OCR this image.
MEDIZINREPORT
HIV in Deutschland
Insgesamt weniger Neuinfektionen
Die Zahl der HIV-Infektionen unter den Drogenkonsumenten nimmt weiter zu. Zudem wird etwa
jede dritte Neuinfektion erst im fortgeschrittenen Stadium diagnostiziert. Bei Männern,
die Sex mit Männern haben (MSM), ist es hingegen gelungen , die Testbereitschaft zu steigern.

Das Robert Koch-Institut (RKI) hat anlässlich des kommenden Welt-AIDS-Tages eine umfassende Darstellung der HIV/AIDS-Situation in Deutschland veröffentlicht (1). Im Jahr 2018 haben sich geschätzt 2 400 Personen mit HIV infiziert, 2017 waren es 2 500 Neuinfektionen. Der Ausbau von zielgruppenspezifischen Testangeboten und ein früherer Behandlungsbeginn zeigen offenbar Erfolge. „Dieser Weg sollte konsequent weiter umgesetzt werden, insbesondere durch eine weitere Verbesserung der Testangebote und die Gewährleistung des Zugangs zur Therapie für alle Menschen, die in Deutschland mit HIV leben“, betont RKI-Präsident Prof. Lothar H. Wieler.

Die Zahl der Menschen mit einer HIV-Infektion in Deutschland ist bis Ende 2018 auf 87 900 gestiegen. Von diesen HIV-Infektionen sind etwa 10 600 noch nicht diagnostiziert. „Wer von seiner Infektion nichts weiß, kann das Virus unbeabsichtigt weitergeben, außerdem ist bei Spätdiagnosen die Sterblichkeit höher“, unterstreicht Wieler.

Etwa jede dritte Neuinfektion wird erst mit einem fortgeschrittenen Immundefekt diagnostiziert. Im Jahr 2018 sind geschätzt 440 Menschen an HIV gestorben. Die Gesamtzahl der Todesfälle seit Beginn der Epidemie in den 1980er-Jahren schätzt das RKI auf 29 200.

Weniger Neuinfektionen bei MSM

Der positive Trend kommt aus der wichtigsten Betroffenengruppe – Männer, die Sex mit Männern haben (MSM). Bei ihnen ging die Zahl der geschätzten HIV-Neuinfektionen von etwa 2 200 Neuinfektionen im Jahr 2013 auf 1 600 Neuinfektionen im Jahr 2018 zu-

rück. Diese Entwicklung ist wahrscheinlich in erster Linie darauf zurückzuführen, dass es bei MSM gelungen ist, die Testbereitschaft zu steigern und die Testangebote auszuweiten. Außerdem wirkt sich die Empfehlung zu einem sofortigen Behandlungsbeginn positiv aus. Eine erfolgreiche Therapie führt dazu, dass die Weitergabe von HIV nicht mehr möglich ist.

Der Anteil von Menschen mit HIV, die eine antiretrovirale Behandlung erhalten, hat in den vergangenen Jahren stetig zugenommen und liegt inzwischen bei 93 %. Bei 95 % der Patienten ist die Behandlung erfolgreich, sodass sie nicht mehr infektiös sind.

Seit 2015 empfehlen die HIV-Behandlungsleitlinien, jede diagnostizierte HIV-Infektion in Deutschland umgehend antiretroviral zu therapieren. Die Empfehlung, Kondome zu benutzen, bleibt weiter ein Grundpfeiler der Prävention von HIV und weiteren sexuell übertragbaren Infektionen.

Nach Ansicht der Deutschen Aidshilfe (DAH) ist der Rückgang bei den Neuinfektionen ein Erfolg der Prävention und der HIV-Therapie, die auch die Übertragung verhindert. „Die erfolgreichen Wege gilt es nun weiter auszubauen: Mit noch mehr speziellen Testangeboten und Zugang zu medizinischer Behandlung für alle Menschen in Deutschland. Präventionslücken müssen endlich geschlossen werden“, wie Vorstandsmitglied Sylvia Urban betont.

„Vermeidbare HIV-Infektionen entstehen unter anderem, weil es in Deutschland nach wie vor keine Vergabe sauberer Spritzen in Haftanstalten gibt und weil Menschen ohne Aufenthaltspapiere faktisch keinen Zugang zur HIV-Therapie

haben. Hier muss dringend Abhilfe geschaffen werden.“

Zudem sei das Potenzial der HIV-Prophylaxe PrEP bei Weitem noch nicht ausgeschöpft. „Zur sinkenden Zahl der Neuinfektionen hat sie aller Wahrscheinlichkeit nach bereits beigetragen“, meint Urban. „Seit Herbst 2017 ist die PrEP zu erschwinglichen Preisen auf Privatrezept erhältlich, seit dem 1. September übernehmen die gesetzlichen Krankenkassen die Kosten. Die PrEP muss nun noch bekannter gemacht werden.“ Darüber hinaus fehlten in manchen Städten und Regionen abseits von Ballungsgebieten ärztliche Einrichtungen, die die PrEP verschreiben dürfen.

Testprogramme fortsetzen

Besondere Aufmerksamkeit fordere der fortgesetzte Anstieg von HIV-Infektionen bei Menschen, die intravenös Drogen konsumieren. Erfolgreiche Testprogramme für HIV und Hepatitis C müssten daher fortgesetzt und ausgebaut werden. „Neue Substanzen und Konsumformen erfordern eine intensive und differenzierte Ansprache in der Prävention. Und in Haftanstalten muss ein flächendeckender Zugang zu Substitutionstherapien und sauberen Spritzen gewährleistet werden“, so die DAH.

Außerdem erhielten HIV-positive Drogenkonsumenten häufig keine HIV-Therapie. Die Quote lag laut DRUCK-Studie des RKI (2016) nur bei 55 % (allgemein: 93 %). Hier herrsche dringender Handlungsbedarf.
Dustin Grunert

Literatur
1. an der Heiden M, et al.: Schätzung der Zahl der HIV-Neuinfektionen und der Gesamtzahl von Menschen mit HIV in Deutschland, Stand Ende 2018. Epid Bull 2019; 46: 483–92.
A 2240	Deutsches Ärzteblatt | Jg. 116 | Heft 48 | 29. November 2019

* * *

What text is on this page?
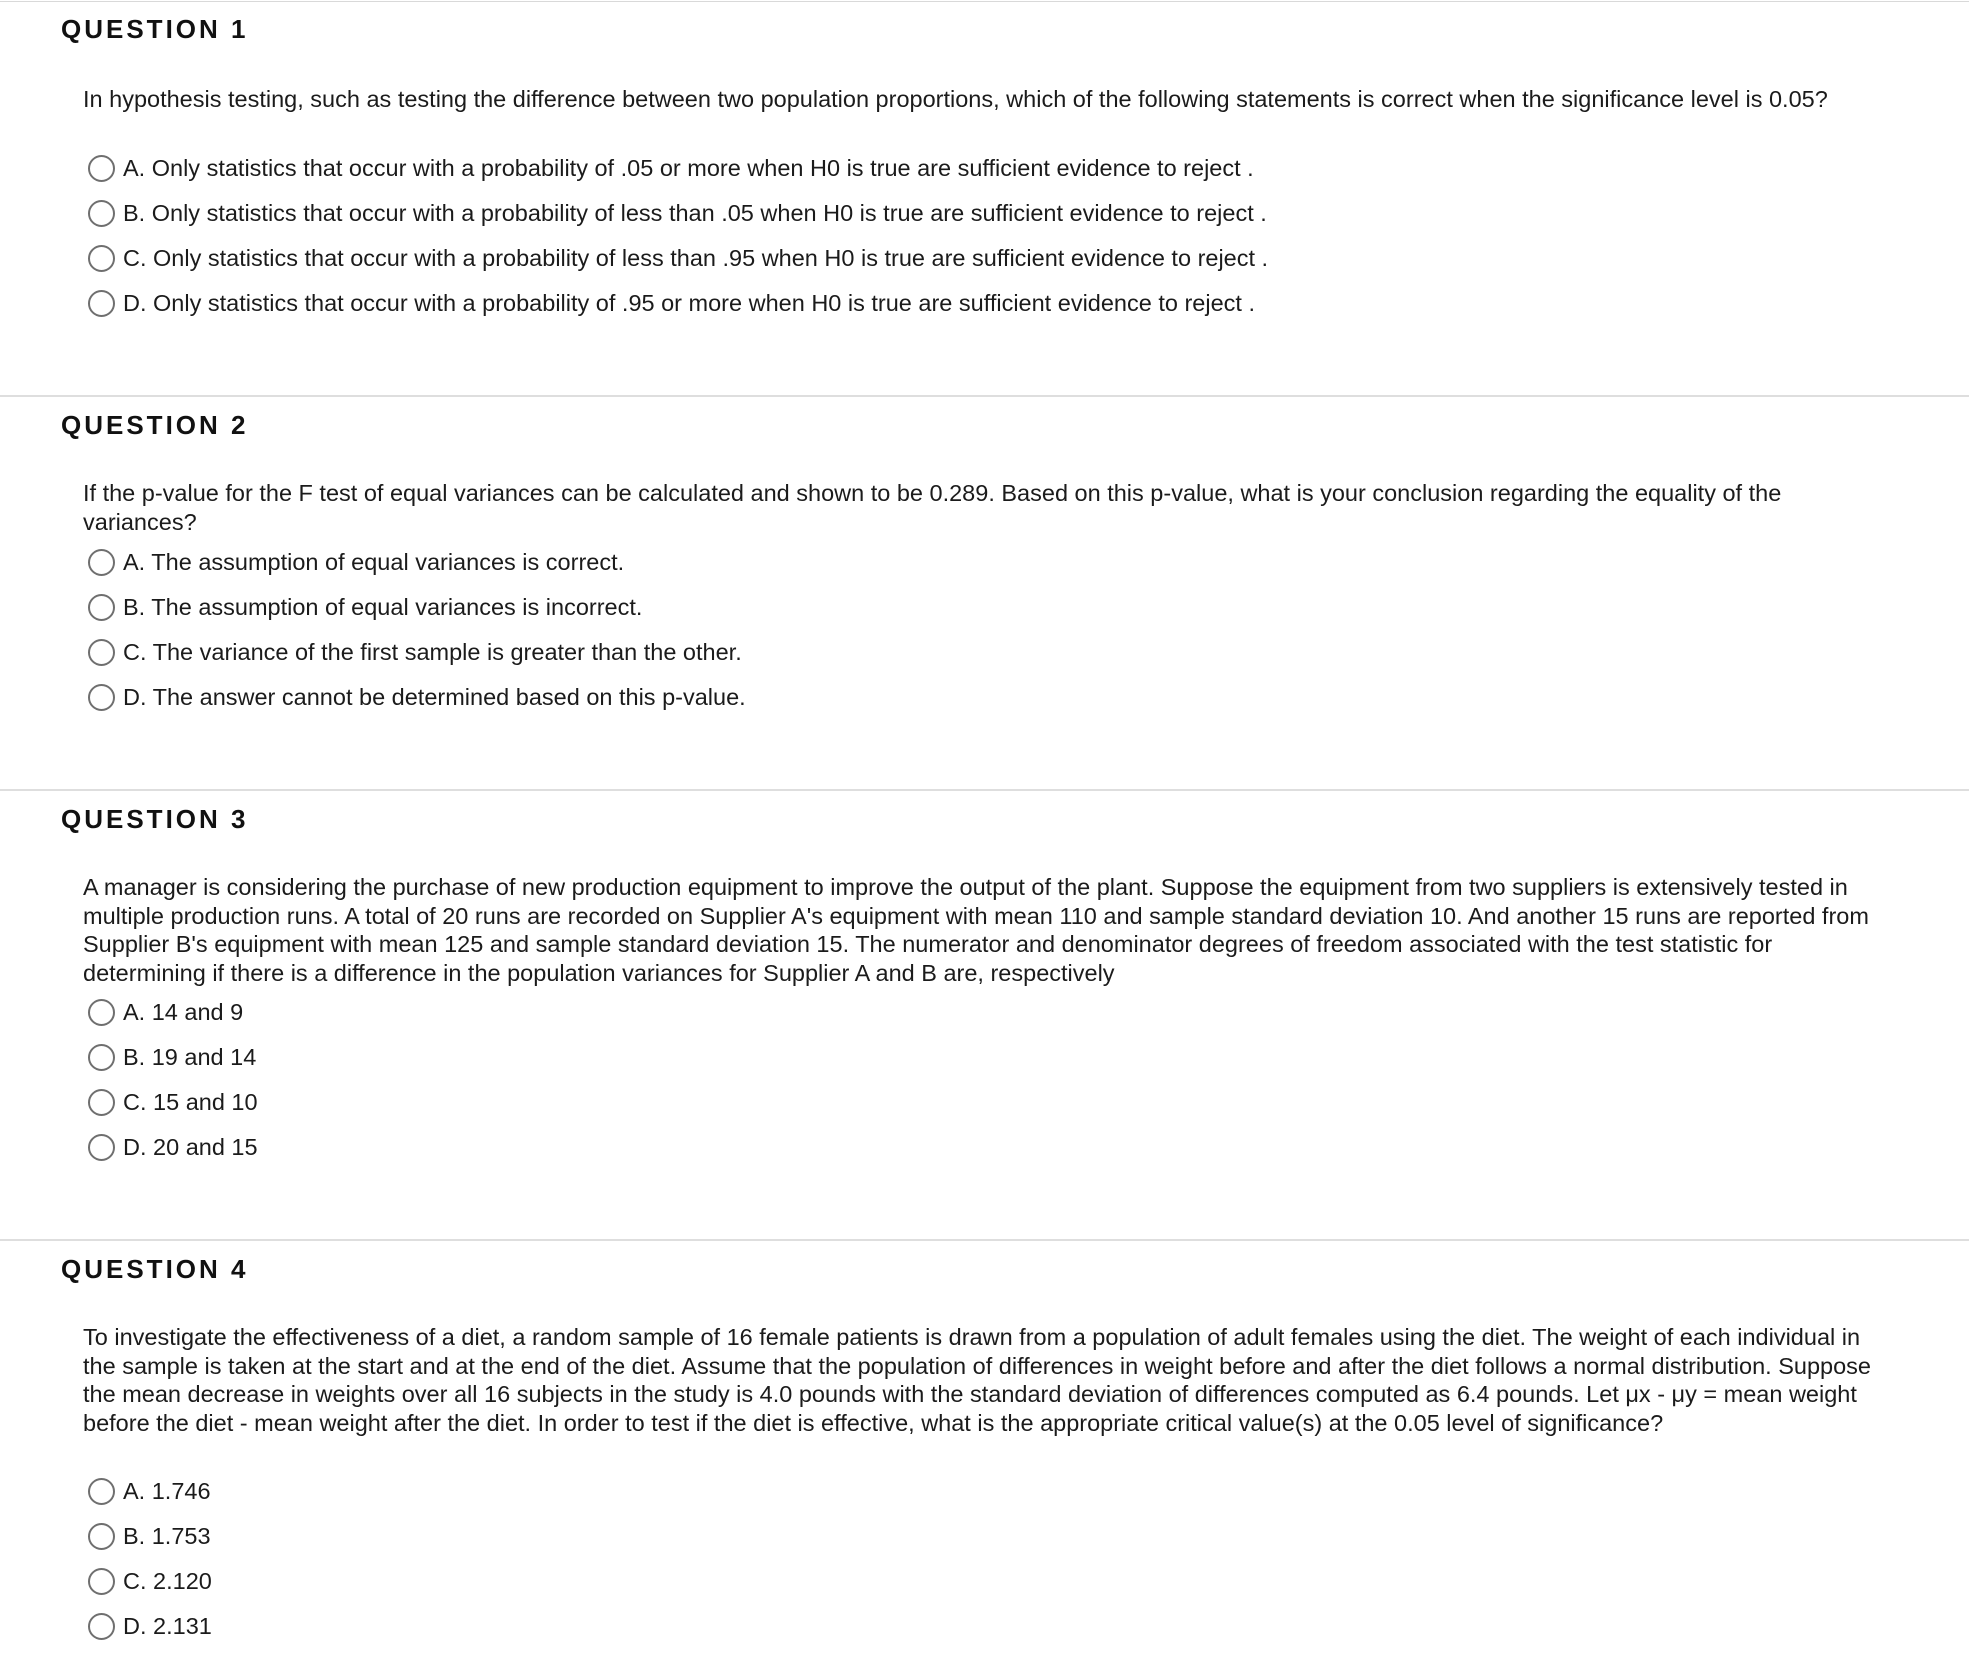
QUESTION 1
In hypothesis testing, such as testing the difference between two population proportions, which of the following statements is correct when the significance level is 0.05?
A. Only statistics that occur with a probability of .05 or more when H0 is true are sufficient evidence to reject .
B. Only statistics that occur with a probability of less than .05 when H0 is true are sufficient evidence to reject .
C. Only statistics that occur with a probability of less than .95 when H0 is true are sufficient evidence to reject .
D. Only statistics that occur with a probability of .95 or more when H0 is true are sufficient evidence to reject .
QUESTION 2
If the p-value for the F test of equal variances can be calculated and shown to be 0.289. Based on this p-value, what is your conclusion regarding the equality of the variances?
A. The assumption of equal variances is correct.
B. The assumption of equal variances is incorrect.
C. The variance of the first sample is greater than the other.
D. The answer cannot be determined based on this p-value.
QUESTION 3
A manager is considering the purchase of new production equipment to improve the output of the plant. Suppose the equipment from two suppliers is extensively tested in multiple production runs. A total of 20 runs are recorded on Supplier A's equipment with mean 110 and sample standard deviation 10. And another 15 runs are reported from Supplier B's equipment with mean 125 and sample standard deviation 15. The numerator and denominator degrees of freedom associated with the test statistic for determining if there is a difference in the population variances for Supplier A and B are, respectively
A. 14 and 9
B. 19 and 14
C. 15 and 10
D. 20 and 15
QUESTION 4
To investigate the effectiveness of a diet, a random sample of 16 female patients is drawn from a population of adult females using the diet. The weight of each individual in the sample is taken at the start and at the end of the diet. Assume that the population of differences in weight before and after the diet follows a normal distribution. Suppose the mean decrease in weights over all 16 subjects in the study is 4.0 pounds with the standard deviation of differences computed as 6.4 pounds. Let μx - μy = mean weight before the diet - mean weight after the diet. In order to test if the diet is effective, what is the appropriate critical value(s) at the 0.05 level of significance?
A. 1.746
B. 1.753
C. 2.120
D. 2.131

**Problem statement:**
Taking every line of the records above into account, tally those that contain "Männern" and give only the total.

**Solved exercise:**
3